■ **Task**
Repeat the entries that follow verbatim, without any of their pictures.

■ **Task inputs**

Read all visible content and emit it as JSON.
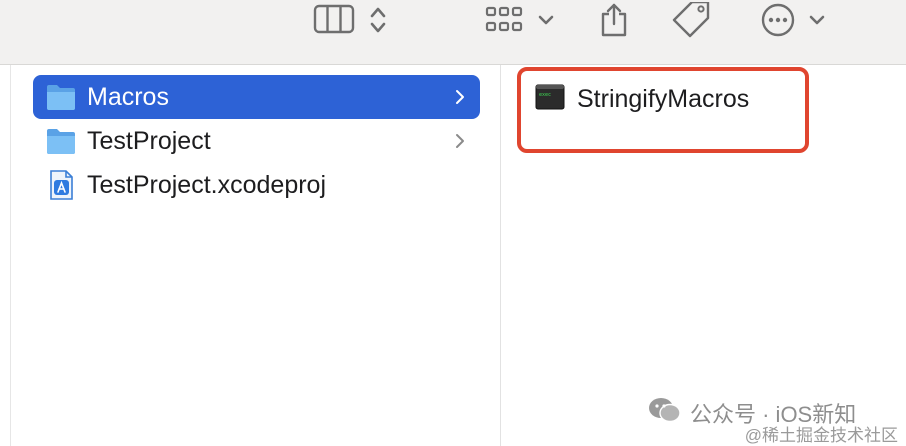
{
  "toolbar": {
    "icons": [
      "columns-view-icon",
      "sort-chevrons-icon",
      "group-grid-icon",
      "chevron-down-icon",
      "share-icon",
      "tag-icon",
      "more-icon",
      "chevron-down-icon"
    ]
  },
  "sidebar": {
    "items": [
      {
        "label": "Macros",
        "icon": "folder-icon",
        "selected": true,
        "has_chevron": true
      },
      {
        "label": "TestProject",
        "icon": "folder-icon",
        "selected": false,
        "has_chevron": true
      },
      {
        "label": "TestProject.xcodeproj",
        "icon": "xcodeproj-icon",
        "selected": false,
        "has_chevron": false
      }
    ],
    "chevron": "›"
  },
  "content": {
    "items": [
      {
        "label": "StringifyMacros",
        "icon": "terminal-executable-icon"
      }
    ]
  },
  "watermark": {
    "line1": "公众号 · iOS新知",
    "line2": "@稀土掘金技术社区"
  },
  "colors": {
    "selection": "#2d62d6",
    "highlight_border": "#e0452f",
    "folder": "#6cb4ee"
  }
}
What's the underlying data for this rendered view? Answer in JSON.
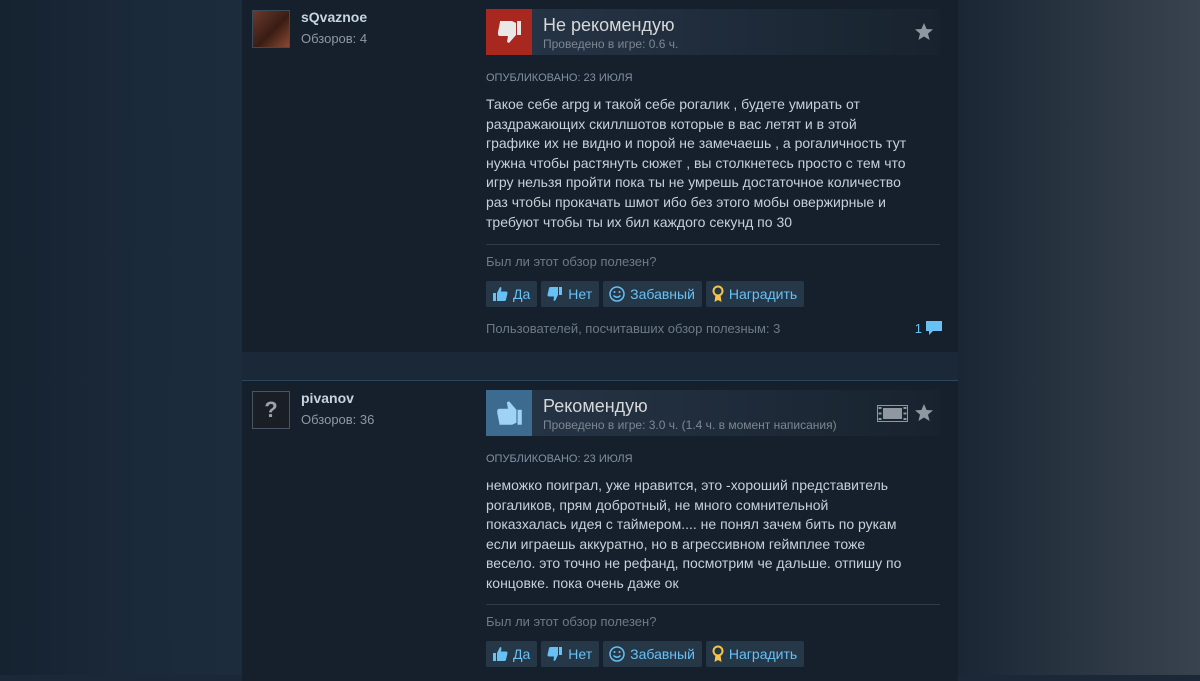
{
  "common": {
    "helpful_question": "Был ли этот обзор полезен?",
    "btn_yes": "Да",
    "btn_no": "Нет",
    "btn_funny": "Забавный",
    "btn_award": "Наградить"
  },
  "reviews": [
    {
      "username": "sQvaznoe",
      "reviews_count": "Обзоров: 4",
      "verdict": "Не рекомендую",
      "hours": "Проведено в игре: 0.6 ч.",
      "posted": "ОПУБЛИКОВАНО: 23 ИЮЛЯ",
      "text_lines": [
        "Такое себе arpg и такой себе рогалик , будете умирать от",
        "раздражающих скиллшотов которые в вас летят и в этой",
        "графике их не видно и порой не замечаешь , а рогаличность тут",
        "нужна чтобы растянуть сюжет , вы столкнетесь просто с тем что",
        "игру нельзя пройти пока ты не умрешь достаточное количество",
        "раз чтобы прокачать шмот ибо без этого мобы овержирные и",
        "требуют чтобы ты их бил каждого секунд по 30"
      ],
      "helpful_count": "Пользователей, посчитавших обзор полезным: 3",
      "comments": "1",
      "colors": {
        "verdict_bg": "#a8281f"
      }
    },
    {
      "username": "pivanov",
      "reviews_count": "Обзоров: 36",
      "avatar_glyph": "?",
      "verdict": "Рекомендую",
      "hours": "Проведено в игре: 3.0 ч. (1.4 ч. в момент написания)",
      "posted": "ОПУБЛИКОВАНО: 23 ИЮЛЯ",
      "text_lines": [
        "неможко поиграл, уже нравится, это -хороший представитель",
        "рогаликов, прям добротный, не много сомнительной",
        "показхалась идея с таймером.... не понял зачем бить по рукам",
        "если играешь аккуратно, но в агрессивном геймплее тоже",
        "весело. это точно не рефанд, посмотрим че дальше. отпишу по",
        "концовке. пока очень даже ок"
      ],
      "colors": {
        "verdict_bg": "#3c6b8f"
      }
    }
  ]
}
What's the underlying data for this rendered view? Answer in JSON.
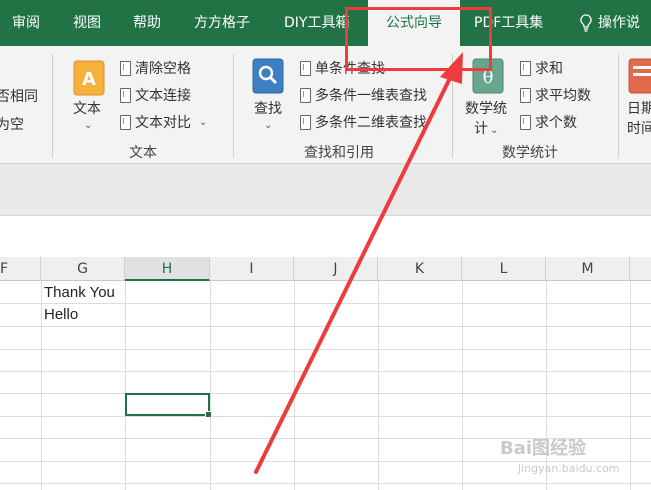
{
  "tabs": [
    {
      "label": "审阅",
      "active": false
    },
    {
      "label": "视图",
      "active": false
    },
    {
      "label": "帮助",
      "active": false
    },
    {
      "label": "方方格子",
      "active": false
    },
    {
      "label": "DIY工具箱",
      "active": false
    },
    {
      "label": "公式向导",
      "active": true
    },
    {
      "label": "PDF工具集",
      "active": false
    }
  ],
  "tell_me": "操作说",
  "ribbon": {
    "partial_left": [
      "否相同",
      "为空"
    ],
    "text_group": {
      "big_button": "文本",
      "items": [
        "清除空格",
        "文本连接",
        "文本对比"
      ],
      "label": "文本"
    },
    "lookup_group": {
      "big_button": "查找",
      "items": [
        "单条件查找",
        "多条件一维表查找",
        "多条件二维表查找"
      ],
      "label": "查找和引用"
    },
    "stats_group": {
      "big_button_line1": "数学统",
      "big_button_line2": "计",
      "items": [
        "求和",
        "求平均数",
        "求个数"
      ],
      "label": "数学统计"
    },
    "date_partial": [
      "日期",
      "时间"
    ]
  },
  "columns": [
    "F",
    "G",
    "H",
    "I",
    "J",
    "K",
    "L",
    "M"
  ],
  "selected_column": "H",
  "cells": {
    "g1": "Thank You",
    "g2": "Hello"
  },
  "watermark": {
    "main": "Bai图经验",
    "sub": "jingyan.baidu.com"
  },
  "colors": {
    "excel_green": "#217346",
    "annotation_red": "#ee3b3b"
  }
}
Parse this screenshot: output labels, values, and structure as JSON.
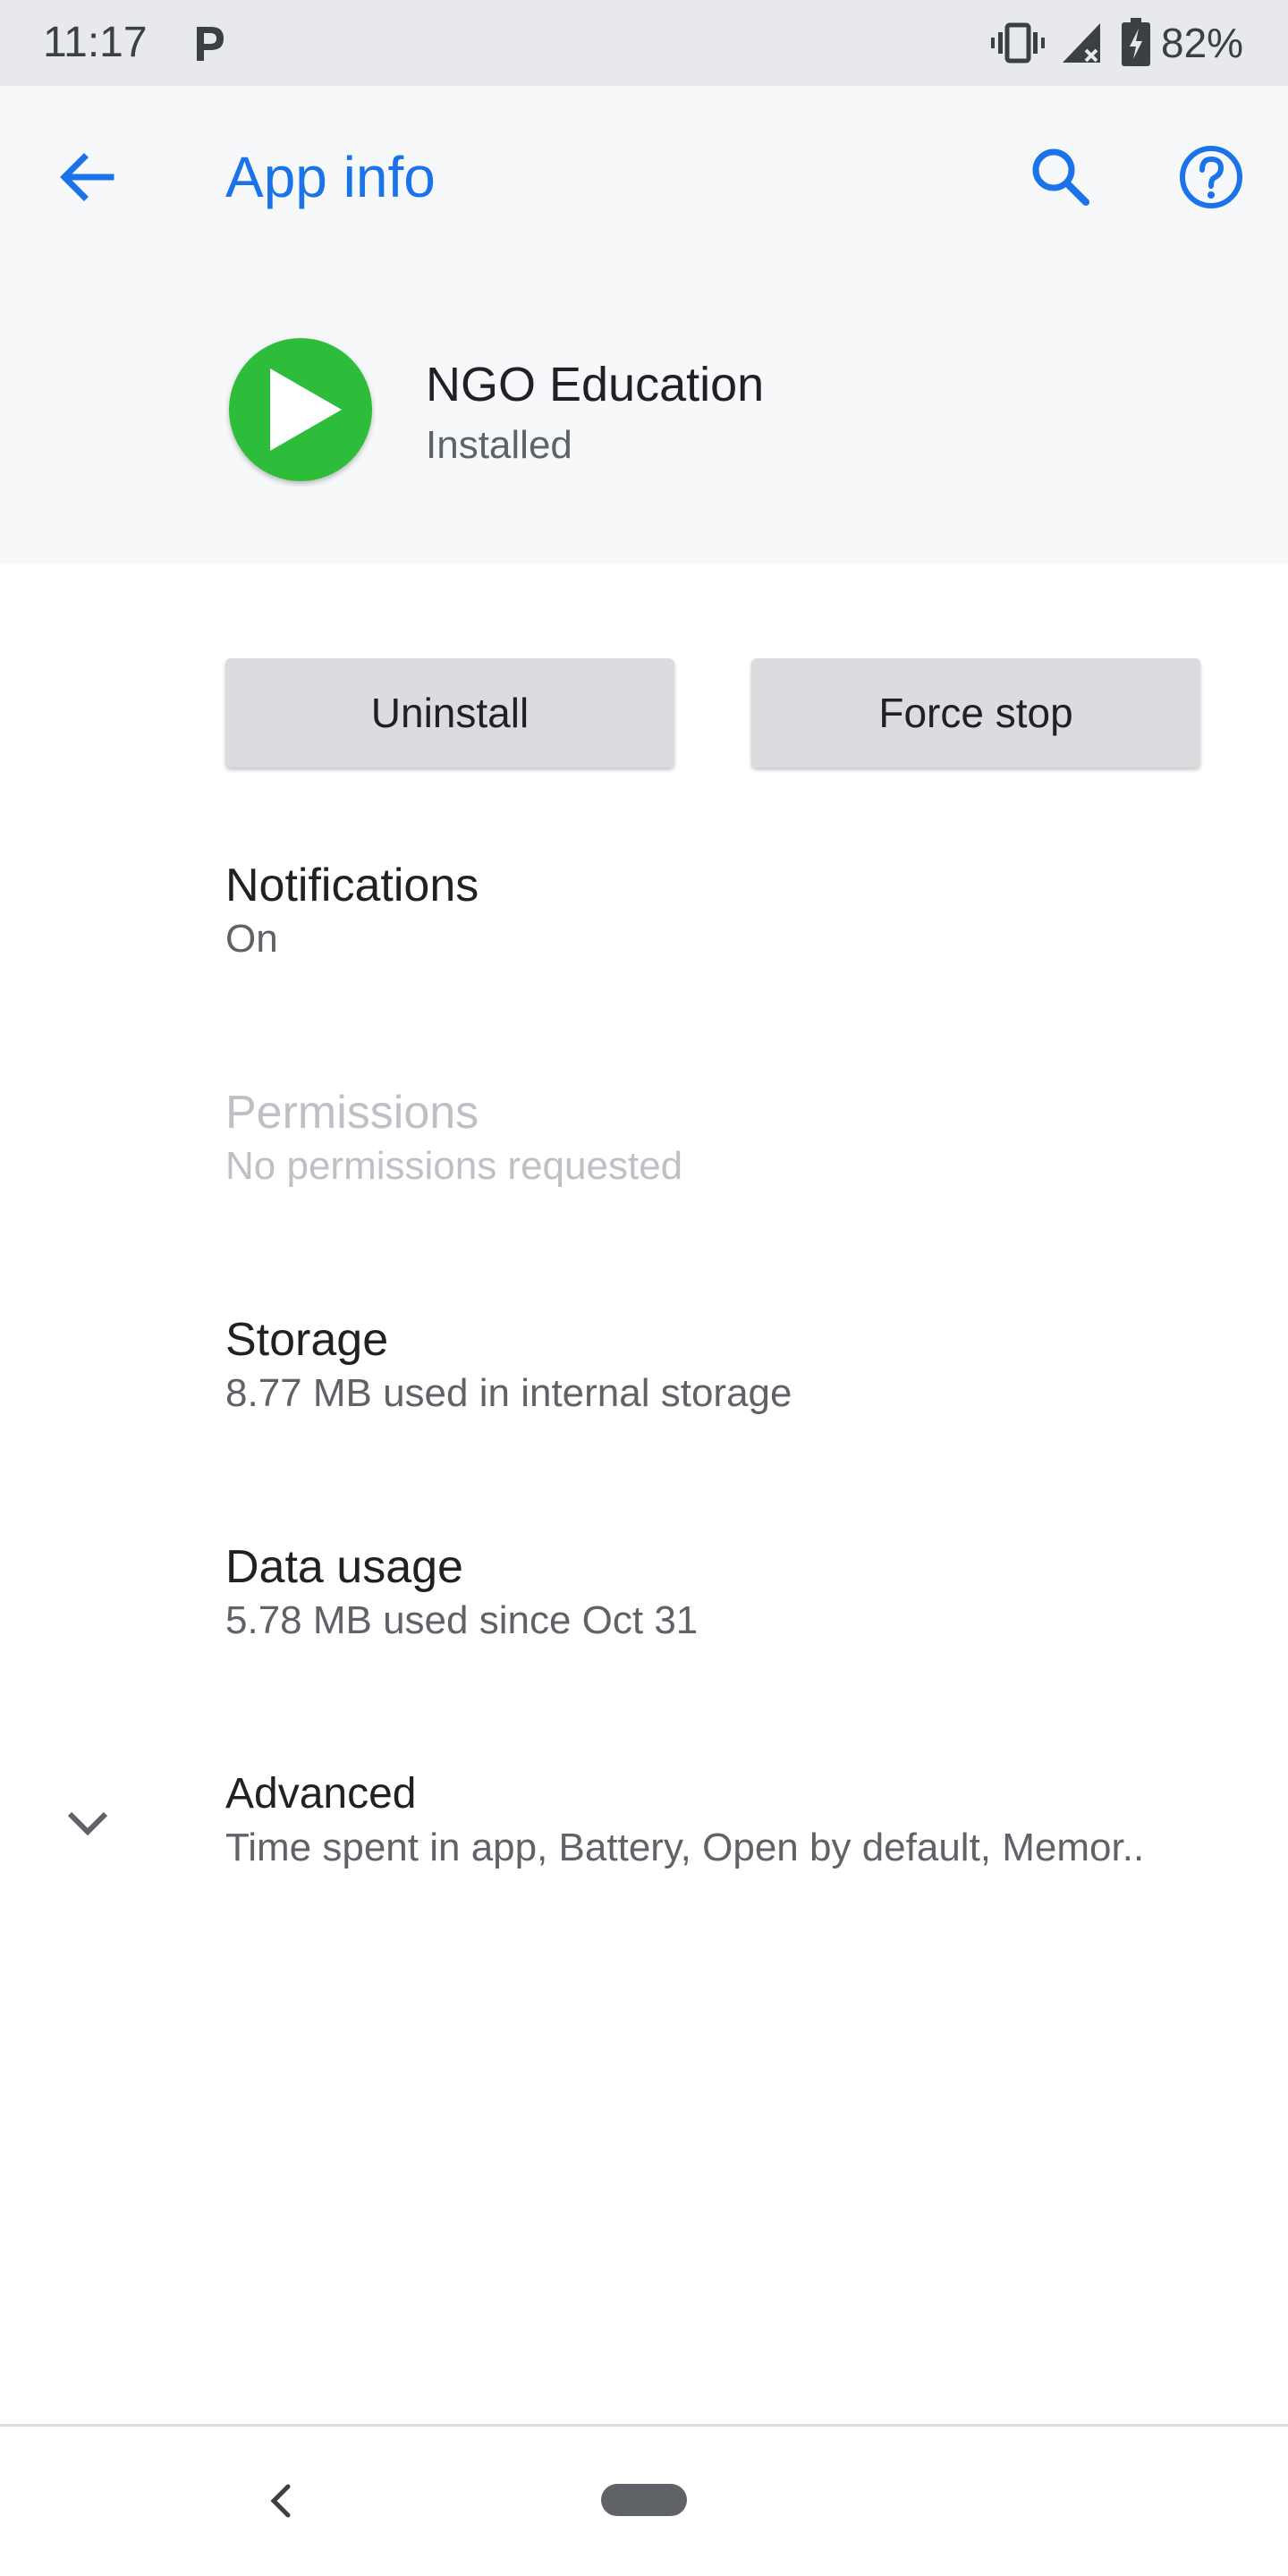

■ **Answer to this problem**
Read all visible content and emit it as JSON.
{
  "toolbar": {
    "icons": [
      "columns-view-icon",
      "sort-chevrons-icon",
      "group-grid-icon",
      "chevron-down-icon",
      "share-icon",
      "tag-icon",
      "more-icon",
      "chevron-down-icon"
    ]
  },
  "sidebar": {
    "items": [
      {
        "label": "Macros",
        "icon": "folder-icon",
        "selected": true,
        "has_chevron": true
      },
      {
        "label": "TestProject",
        "icon": "folder-icon",
        "selected": false,
        "has_chevron": true
      },
      {
        "label": "TestProject.xcodeproj",
        "icon": "xcodeproj-icon",
        "selected": false,
        "has_chevron": false
      }
    ],
    "chevron": "›"
  },
  "content": {
    "items": [
      {
        "label": "StringifyMacros",
        "icon": "terminal-executable-icon"
      }
    ]
  },
  "watermark": {
    "line1": "公众号 · iOS新知",
    "line2": "@稀土掘金技术社区"
  },
  "colors": {
    "selection": "#2d62d6",
    "highlight_border": "#e0452f",
    "folder": "#6cb4ee"
  }
}
What's the underlying data for this rendered view? Answer in JSON.
{
  "common": {
    "helpful_question": "Был ли этот обзор полезен?",
    "btn_yes": "Да",
    "btn_no": "Нет",
    "btn_funny": "Забавный",
    "btn_award": "Наградить"
  },
  "reviews": [
    {
      "username": "sQvaznoe",
      "reviews_count": "Обзоров: 4",
      "verdict": "Не рекомендую",
      "hours": "Проведено в игре: 0.6 ч.",
      "posted": "ОПУБЛИКОВАНО: 23 ИЮЛЯ",
      "text_lines": [
        "Такое себе arpg и такой себе рогалик , будете умирать от",
        "раздражающих скиллшотов которые в вас летят и в этой",
        "графике их не видно и порой не замечаешь , а рогаличность тут",
        "нужна чтобы растянуть сюжет , вы столкнетесь просто с тем что",
        "игру нельзя пройти пока ты не умрешь достаточное количество",
        "раз чтобы прокачать шмот ибо без этого мобы овержирные и",
        "требуют чтобы ты их бил каждого секунд по 30"
      ],
      "helpful_count": "Пользователей, посчитавших обзор полезным: 3",
      "comments": "1",
      "colors": {
        "verdict_bg": "#a8281f"
      }
    },
    {
      "username": "pivanov",
      "reviews_count": "Обзоров: 36",
      "avatar_glyph": "?",
      "verdict": "Рекомендую",
      "hours": "Проведено в игре: 3.0 ч. (1.4 ч. в момент написания)",
      "posted": "ОПУБЛИКОВАНО: 23 ИЮЛЯ",
      "text_lines": [
        "неможко поиграл, уже нравится, это -хороший представитель",
        "рогаликов, прям добротный, не много сомнительной",
        "показхалась идея с таймером.... не понял зачем бить по рукам",
        "если играешь аккуратно, но в агрессивном геймплее тоже",
        "весело. это точно не рефанд, посмотрим че дальше. отпишу по",
        "концовке. пока очень даже ок"
      ],
      "colors": {
        "verdict_bg": "#3c6b8f"
      }
    }
  ]
}
What's the underlying data for this rendered view? Answer in JSON.
{
  "tabs": [
    {
      "label": "审阅",
      "active": false
    },
    {
      "label": "视图",
      "active": false
    },
    {
      "label": "帮助",
      "active": false
    },
    {
      "label": "方方格子",
      "active": false
    },
    {
      "label": "DIY工具箱",
      "active": false
    },
    {
      "label": "公式向导",
      "active": true
    },
    {
      "label": "PDF工具集",
      "active": false
    }
  ],
  "tell_me": "操作说",
  "ribbon": {
    "partial_left": [
      "否相同",
      "为空"
    ],
    "text_group": {
      "big_button": "文本",
      "items": [
        "清除空格",
        "文本连接",
        "文本对比"
      ],
      "label": "文本"
    },
    "lookup_group": {
      "big_button": "查找",
      "items": [
        "单条件查找",
        "多条件一维表查找",
        "多条件二维表查找"
      ],
      "label": "查找和引用"
    },
    "stats_group": {
      "big_button_line1": "数学统",
      "big_button_line2": "计",
      "items": [
        "求和",
        "求平均数",
        "求个数"
      ],
      "label": "数学统计"
    },
    "date_partial": [
      "日期",
      "时间"
    ]
  },
  "columns": [
    "F",
    "G",
    "H",
    "I",
    "J",
    "K",
    "L",
    "M"
  ],
  "selected_column": "H",
  "cells": {
    "g1": "Thank You",
    "g2": "Hello"
  },
  "watermark": {
    "main": "Bai图经验",
    "sub": "jingyan.baidu.com"
  },
  "colors": {
    "excel_green": "#217346",
    "annotation_red": "#ee3b3b"
  }
}
Parse this screenshot: output labels, values, and structure as JSON.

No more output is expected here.